Work out how many lines in the entries contain the string "this", and give nothing but that number.

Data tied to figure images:
==*==
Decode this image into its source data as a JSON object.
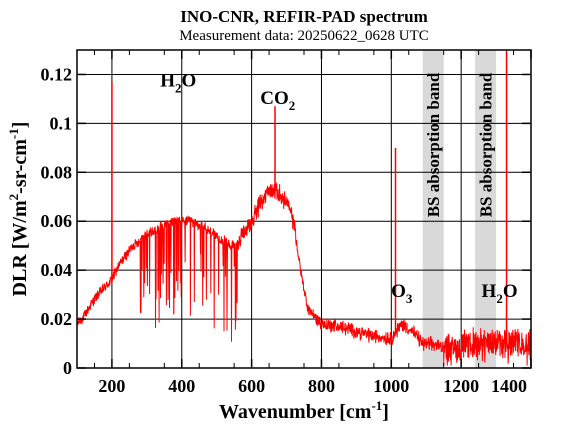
{
  "colors": {
    "background": "#ffffff",
    "frame": "#000000",
    "grid": "#000000",
    "spectrum": "#ff0000",
    "band_fill": "#d9d9d9"
  },
  "chart_data": {
    "type": "line",
    "title": "INO-CNR, REFIR-PAD spectrum",
    "subtitle": "Measurement data: 20250622_0628 UTC",
    "xlabel": "Wavenumber [cm-1]",
    "ylabel": "DLR [W/m2-sr-cm-1]",
    "xlim": [
      100,
      1400
    ],
    "ylim": [
      0,
      0.13
    ],
    "xticks": [
      200,
      400,
      600,
      800,
      1000,
      1200,
      1400
    ],
    "xtick_labels": [
      "200",
      "400",
      "600",
      "800",
      "1000",
      "1200",
      "1400"
    ],
    "yticks": [
      0,
      0.02,
      0.04,
      0.06,
      0.08,
      0.1,
      0.12
    ],
    "ytick_labels": [
      "0",
      "0.02",
      "0.04",
      "0.06",
      "0.08",
      "0.1",
      "0.12"
    ],
    "grid": true,
    "series": [
      {
        "x": [
          100,
          120,
          140,
          160,
          180,
          200,
          220,
          240,
          260,
          280,
          300,
          320,
          340,
          360,
          380,
          400,
          420,
          440,
          460,
          480,
          500,
          520,
          540,
          560,
          580,
          600,
          620,
          640,
          660,
          680,
          700,
          720,
          740,
          760,
          780,
          800,
          850,
          900,
          950,
          1000,
          1030,
          1060,
          1090,
          1150,
          1170,
          1200,
          1230,
          1290,
          1310,
          1340,
          1370,
          1400
        ],
        "values": [
          0.018,
          0.021,
          0.026,
          0.03,
          0.033,
          0.036,
          0.042,
          0.046,
          0.05,
          0.052,
          0.055,
          0.056,
          0.058,
          0.059,
          0.06,
          0.06,
          0.06,
          0.059,
          0.058,
          0.056,
          0.054,
          0.052,
          0.05,
          0.051,
          0.055,
          0.06,
          0.066,
          0.071,
          0.073,
          0.071,
          0.068,
          0.06,
          0.04,
          0.025,
          0.021,
          0.018,
          0.017,
          0.015,
          0.013,
          0.012,
          0.018,
          0.015,
          0.01,
          0.009,
          0.008,
          0.009,
          0.01,
          0.01,
          0.012,
          0.011,
          0.01,
          0.01
        ]
      }
    ],
    "spikes": [
      {
        "x": 200,
        "y": 0.117
      },
      {
        "x": 667,
        "y": 0.107
      },
      {
        "x": 1012,
        "y": 0.09
      },
      {
        "x": 1330,
        "y": 0.13
      }
    ],
    "bands": [
      {
        "x0": 1090,
        "x1": 1150,
        "label": "BS absorption band"
      },
      {
        "x0": 1240,
        "x1": 1300,
        "label": "BS absorption band"
      }
    ],
    "annotations": [
      {
        "base": "H",
        "sub": "2",
        "rest": "O",
        "x": 390,
        "y": 0.115
      },
      {
        "base": "CO",
        "sub": "2",
        "rest": "",
        "x": 675,
        "y": 0.108
      },
      {
        "base": "O",
        "sub": "3",
        "rest": "",
        "x": 1030,
        "y": 0.029
      },
      {
        "base": "H",
        "sub": "2",
        "rest": "O",
        "x": 1310,
        "y": 0.029
      }
    ]
  }
}
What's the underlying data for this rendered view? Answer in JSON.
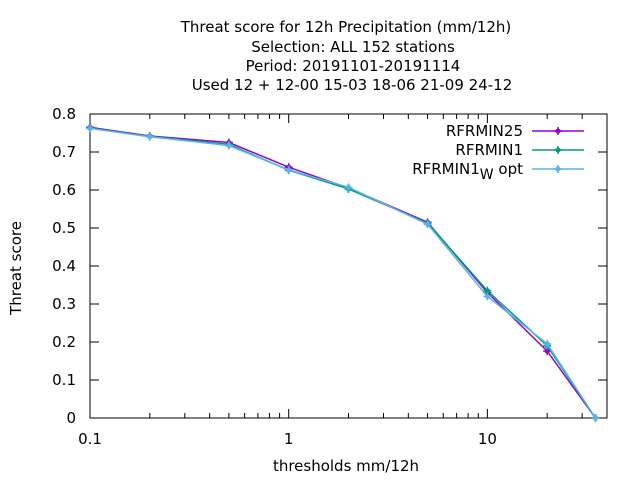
==*==
# [FULL ANSWER]
2